Records supplied |

□ □ □ □ □

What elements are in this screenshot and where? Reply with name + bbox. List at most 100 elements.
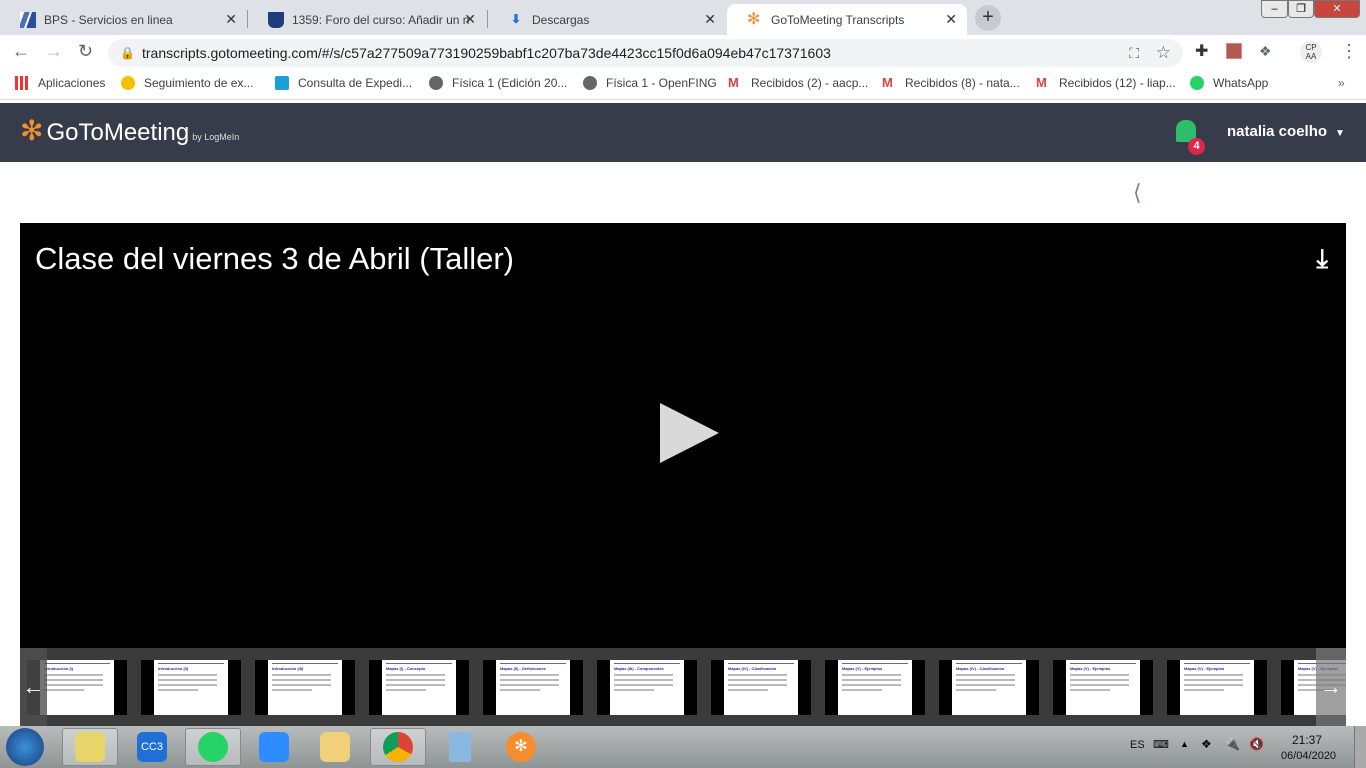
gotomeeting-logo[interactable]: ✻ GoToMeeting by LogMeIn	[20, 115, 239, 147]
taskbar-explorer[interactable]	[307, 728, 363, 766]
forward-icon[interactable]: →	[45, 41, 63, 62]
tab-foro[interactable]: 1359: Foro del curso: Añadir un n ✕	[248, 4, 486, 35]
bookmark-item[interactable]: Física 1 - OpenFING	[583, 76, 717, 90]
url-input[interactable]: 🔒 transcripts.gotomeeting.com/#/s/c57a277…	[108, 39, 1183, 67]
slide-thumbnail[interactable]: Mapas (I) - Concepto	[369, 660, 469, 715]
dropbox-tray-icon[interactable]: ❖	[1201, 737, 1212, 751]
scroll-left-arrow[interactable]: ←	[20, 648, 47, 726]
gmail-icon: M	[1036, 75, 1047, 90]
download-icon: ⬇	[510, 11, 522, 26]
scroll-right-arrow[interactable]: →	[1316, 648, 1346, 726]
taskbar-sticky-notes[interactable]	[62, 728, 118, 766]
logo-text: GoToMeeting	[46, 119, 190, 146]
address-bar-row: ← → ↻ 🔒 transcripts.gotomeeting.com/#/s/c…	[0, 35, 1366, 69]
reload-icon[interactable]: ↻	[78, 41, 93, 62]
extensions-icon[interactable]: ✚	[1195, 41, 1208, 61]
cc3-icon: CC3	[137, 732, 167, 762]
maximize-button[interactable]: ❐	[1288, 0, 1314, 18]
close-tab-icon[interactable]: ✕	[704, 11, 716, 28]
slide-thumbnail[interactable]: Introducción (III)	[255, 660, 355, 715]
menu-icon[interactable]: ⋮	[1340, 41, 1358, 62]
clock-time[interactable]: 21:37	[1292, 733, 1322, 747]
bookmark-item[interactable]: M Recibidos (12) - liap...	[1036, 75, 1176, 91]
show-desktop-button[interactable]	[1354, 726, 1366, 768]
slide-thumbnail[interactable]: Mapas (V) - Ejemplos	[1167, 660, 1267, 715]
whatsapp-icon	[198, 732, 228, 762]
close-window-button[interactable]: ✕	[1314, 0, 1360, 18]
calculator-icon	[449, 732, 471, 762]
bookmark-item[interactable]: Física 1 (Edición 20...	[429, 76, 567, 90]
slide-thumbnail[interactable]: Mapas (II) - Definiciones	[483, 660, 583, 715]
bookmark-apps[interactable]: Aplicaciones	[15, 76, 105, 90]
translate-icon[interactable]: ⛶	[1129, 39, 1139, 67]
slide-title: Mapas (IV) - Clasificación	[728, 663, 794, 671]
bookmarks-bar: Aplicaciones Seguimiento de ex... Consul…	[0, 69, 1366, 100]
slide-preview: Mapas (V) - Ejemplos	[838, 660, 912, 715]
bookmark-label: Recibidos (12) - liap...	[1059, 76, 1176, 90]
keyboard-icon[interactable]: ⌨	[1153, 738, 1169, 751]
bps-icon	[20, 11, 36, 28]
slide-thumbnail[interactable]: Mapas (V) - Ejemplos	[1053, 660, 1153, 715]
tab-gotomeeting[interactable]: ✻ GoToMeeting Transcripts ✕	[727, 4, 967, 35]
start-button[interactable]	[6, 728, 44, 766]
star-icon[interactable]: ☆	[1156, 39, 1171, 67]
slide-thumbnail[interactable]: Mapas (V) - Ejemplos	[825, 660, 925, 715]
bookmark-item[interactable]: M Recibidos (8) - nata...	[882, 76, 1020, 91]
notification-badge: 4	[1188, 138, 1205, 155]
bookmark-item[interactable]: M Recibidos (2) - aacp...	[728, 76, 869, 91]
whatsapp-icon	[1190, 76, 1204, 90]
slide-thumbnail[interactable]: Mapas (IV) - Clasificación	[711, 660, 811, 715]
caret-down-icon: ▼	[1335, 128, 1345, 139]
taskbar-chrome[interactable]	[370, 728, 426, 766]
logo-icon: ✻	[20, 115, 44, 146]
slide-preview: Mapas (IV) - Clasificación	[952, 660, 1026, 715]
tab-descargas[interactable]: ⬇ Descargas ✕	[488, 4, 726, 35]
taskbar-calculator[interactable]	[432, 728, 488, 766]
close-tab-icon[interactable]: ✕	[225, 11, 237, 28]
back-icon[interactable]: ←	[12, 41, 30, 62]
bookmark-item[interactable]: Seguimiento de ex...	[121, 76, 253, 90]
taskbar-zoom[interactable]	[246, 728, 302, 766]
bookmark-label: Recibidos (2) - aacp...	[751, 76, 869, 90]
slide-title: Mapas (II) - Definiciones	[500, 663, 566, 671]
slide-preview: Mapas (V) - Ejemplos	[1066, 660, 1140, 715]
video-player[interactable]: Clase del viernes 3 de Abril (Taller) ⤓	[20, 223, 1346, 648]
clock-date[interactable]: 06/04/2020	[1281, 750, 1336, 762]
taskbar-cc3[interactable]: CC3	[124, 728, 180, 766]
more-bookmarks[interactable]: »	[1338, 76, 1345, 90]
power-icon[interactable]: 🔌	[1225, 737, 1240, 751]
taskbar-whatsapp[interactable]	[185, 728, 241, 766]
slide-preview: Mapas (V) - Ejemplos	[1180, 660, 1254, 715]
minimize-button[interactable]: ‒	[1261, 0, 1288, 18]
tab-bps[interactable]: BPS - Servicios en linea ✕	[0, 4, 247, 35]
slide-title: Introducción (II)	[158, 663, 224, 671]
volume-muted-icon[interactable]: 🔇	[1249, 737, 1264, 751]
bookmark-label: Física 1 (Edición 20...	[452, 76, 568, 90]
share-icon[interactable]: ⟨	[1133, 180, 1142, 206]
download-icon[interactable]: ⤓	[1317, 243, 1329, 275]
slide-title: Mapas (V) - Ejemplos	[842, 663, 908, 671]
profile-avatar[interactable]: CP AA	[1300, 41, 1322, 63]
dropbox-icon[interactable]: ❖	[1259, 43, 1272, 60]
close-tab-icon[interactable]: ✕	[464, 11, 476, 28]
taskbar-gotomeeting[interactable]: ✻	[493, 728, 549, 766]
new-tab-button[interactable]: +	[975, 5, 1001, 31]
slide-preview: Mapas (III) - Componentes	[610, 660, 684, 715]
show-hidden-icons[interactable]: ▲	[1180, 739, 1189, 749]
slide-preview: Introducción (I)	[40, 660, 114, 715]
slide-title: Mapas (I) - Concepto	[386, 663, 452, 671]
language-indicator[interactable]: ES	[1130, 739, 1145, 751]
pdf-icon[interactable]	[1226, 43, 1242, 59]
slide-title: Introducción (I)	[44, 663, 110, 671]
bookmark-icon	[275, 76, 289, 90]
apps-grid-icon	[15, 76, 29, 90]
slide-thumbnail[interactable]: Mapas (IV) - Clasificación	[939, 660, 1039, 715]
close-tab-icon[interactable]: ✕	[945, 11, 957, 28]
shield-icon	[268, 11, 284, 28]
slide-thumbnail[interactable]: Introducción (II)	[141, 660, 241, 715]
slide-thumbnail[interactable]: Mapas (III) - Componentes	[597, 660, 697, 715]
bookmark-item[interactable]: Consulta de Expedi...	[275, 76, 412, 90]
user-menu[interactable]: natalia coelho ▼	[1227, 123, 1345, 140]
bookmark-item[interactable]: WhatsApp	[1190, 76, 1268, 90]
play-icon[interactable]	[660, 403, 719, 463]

□ □ □ □ □

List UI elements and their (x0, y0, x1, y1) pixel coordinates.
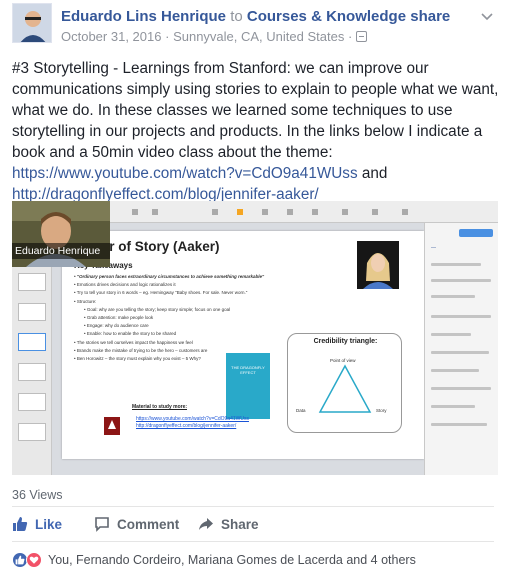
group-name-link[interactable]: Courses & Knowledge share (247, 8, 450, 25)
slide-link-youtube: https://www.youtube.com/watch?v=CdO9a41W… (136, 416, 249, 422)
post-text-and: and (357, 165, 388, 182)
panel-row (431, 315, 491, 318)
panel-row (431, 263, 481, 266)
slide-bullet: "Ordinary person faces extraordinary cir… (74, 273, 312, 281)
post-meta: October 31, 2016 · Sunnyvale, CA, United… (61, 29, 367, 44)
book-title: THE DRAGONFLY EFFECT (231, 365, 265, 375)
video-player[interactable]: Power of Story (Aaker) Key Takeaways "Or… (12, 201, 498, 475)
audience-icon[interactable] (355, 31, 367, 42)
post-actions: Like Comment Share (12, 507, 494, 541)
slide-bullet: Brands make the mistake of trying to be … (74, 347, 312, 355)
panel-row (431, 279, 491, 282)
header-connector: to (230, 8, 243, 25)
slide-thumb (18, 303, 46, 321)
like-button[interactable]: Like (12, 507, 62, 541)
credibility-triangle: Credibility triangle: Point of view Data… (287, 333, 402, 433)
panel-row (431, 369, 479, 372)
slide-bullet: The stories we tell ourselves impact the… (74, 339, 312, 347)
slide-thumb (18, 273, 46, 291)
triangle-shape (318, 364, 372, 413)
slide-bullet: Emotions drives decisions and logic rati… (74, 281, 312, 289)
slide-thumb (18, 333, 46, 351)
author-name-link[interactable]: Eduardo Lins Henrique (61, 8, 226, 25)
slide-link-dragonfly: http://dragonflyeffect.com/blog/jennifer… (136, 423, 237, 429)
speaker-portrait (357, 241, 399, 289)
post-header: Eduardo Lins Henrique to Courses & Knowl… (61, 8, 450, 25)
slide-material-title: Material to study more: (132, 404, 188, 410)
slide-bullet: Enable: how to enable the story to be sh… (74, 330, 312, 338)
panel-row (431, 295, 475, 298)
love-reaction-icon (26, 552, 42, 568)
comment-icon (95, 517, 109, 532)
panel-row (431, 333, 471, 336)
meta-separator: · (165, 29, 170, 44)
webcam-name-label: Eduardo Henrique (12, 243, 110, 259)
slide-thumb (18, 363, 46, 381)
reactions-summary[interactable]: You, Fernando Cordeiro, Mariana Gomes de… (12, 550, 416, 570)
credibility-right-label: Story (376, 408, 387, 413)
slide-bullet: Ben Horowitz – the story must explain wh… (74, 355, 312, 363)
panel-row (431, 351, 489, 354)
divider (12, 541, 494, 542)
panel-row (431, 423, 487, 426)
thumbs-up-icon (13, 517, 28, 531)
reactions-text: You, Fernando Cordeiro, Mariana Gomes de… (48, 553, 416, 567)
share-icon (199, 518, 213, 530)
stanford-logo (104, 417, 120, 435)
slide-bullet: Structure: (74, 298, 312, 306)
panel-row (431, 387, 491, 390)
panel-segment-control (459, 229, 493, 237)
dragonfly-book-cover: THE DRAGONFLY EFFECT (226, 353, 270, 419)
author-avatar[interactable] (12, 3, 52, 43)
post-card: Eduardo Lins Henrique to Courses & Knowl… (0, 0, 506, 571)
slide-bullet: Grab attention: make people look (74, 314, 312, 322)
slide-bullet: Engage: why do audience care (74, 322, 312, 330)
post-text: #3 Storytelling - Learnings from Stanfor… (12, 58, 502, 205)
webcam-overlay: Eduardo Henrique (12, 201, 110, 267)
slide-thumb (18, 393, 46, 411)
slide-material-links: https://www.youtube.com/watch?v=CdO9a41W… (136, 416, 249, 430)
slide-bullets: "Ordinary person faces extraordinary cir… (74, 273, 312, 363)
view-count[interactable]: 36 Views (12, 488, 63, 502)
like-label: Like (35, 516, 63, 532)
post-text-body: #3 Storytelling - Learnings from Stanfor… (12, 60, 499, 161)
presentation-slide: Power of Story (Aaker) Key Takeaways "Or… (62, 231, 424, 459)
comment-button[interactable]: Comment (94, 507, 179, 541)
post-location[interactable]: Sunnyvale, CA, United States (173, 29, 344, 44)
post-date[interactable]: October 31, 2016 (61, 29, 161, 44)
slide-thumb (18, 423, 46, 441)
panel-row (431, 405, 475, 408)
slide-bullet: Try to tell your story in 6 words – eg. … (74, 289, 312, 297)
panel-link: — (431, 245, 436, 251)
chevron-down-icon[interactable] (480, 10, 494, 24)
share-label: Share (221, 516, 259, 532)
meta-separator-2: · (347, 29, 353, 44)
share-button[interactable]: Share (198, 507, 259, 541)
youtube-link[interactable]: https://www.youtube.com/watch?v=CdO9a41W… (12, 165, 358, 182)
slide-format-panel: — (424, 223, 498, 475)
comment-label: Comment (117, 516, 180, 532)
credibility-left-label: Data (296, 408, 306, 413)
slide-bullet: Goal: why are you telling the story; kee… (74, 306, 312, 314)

□ □ □ □ □

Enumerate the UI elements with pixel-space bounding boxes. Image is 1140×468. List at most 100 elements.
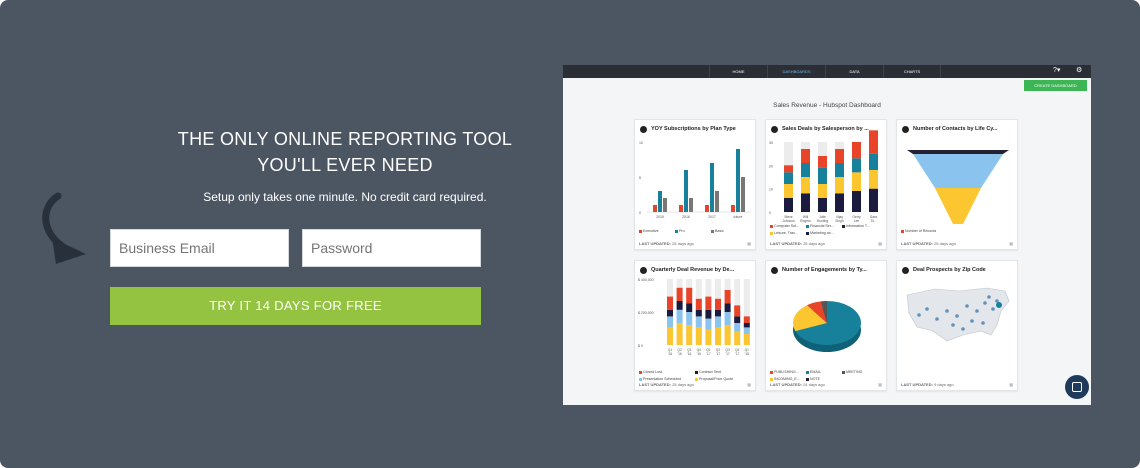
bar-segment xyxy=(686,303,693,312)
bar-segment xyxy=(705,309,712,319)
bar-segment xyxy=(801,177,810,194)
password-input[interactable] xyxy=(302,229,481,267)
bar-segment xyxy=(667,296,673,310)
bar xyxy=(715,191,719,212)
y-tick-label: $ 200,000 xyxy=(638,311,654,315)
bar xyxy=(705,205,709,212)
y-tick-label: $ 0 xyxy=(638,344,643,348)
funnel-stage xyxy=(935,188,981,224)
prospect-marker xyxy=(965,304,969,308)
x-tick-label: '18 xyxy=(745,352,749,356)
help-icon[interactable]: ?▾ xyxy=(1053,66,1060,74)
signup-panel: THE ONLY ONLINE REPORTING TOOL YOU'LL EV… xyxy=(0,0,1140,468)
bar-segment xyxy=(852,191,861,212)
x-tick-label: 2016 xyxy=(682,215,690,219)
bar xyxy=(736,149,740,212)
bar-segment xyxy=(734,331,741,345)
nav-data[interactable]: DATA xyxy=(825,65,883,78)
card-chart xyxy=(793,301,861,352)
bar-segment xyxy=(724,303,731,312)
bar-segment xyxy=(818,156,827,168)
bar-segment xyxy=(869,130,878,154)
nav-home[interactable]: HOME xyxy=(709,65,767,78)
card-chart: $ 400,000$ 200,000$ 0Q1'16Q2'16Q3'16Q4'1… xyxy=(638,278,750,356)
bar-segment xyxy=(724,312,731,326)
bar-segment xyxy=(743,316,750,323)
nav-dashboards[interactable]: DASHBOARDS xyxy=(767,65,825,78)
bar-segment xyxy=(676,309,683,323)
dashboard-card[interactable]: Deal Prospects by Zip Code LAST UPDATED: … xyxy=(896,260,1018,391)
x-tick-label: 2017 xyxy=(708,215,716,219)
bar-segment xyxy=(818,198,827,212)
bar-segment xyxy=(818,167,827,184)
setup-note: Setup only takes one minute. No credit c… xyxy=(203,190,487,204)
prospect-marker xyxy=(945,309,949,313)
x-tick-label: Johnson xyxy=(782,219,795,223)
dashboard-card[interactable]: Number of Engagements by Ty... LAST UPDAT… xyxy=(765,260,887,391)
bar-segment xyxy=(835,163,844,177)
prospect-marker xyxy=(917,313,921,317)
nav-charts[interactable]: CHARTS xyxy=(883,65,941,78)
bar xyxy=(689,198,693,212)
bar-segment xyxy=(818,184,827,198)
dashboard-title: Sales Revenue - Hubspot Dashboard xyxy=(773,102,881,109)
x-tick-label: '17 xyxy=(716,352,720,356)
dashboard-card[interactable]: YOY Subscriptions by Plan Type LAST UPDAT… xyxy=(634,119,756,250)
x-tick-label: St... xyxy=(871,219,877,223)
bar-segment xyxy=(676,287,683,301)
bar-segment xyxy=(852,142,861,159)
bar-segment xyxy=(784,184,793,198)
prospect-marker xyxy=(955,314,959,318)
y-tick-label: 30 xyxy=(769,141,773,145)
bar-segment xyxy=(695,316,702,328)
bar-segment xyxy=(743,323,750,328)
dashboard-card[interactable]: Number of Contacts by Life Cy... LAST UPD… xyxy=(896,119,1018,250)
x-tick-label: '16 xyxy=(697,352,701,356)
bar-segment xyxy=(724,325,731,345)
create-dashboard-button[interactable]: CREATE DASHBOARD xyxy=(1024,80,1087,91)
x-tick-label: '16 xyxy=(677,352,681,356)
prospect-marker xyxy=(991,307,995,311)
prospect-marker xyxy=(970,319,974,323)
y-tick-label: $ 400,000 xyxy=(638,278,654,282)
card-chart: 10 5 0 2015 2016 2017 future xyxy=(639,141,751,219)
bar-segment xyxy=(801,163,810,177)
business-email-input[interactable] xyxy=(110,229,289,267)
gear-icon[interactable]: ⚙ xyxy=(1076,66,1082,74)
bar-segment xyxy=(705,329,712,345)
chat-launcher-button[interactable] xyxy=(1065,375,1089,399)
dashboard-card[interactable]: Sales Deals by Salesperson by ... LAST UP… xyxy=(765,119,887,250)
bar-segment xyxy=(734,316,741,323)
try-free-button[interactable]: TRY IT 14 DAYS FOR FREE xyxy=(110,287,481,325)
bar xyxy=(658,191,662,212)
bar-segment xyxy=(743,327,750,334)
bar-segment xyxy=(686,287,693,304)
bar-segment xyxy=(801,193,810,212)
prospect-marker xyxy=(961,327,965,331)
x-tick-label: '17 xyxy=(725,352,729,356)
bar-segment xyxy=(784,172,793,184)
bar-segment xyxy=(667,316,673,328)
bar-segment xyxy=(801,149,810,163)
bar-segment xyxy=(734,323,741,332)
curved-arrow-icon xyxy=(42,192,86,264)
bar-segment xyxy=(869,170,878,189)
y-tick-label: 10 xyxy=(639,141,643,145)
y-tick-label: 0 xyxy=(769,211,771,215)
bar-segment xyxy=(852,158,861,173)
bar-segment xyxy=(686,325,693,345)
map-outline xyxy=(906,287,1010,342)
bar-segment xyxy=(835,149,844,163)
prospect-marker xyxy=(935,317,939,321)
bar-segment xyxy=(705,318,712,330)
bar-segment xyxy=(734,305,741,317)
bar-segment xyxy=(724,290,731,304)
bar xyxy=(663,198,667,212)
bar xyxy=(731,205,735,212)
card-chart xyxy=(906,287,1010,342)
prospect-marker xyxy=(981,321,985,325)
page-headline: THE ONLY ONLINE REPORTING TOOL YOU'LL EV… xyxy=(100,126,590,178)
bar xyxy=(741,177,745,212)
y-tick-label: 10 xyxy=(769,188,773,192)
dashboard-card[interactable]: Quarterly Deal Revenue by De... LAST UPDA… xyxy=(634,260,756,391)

□ □ □ □ □

Direction | In the material, update the stretch from the line containing "group-name-link[interactable]: Courses &" through the line containing "webcam-name-label: Eduardo Henrique" by replacing "panel-row" with "panel-line" and leaving everything else as it is. Give only those lines.

Solution for this exercise |
group-name-link[interactable]: Courses & Knowledge share (247, 8, 450, 25)
slide-link-youtube: https://www.youtube.com/watch?v=CdO9a41W… (136, 416, 249, 422)
post-text-and: and (357, 165, 388, 182)
panel-line (431, 315, 491, 318)
panel-line (431, 263, 481, 266)
slide-bullet: "Ordinary person faces extraordinary cir… (74, 273, 312, 281)
post-meta: October 31, 2016 · Sunnyvale, CA, United… (61, 29, 367, 44)
book-title: THE DRAGONFLY EFFECT (231, 365, 265, 375)
video-player[interactable]: Power of Story (Aaker) Key Takeaways "Or… (12, 201, 498, 475)
audience-icon[interactable] (355, 31, 367, 42)
post-actions: Like Comment Share (12, 507, 494, 541)
slide-bullet: Brands make the mistake of trying to be … (74, 347, 312, 355)
panel-line (431, 279, 491, 282)
header-connector: to (230, 8, 243, 25)
slide-thumb (18, 303, 46, 321)
like-button[interactable]: Like (12, 507, 62, 541)
credibility-triangle: Credibility triangle: Point of view Data… (287, 333, 402, 433)
panel-line (431, 369, 479, 372)
slide-bullet: The stories we tell ourselves impact the… (74, 339, 312, 347)
slide-thumb (18, 273, 46, 291)
triangle-shape (318, 364, 372, 413)
slide-bullet: Emotions drives decisions and logic rati… (74, 281, 312, 289)
slide-thumb (18, 333, 46, 351)
author-name-link[interactable]: Eduardo Lins Henrique (61, 8, 226, 25)
slide-link-dragonfly: http://dragonflyeffect.com/blog/jennifer… (136, 423, 237, 429)
speaker-portrait (357, 241, 399, 289)
post-header: Eduardo Lins Henrique to Courses & Knowl… (61, 8, 450, 25)
slide-material-title: Material to study more: (132, 404, 188, 410)
slide-bullet: Enable: how to enable the story to be sh… (74, 330, 312, 338)
panel-line (431, 295, 475, 298)
love-reaction-icon (26, 552, 42, 568)
comment-icon (95, 517, 109, 532)
panel-line (431, 333, 471, 336)
meta-separator: · (165, 29, 170, 44)
webcam-name-label: Eduardo Henrique (12, 243, 110, 259)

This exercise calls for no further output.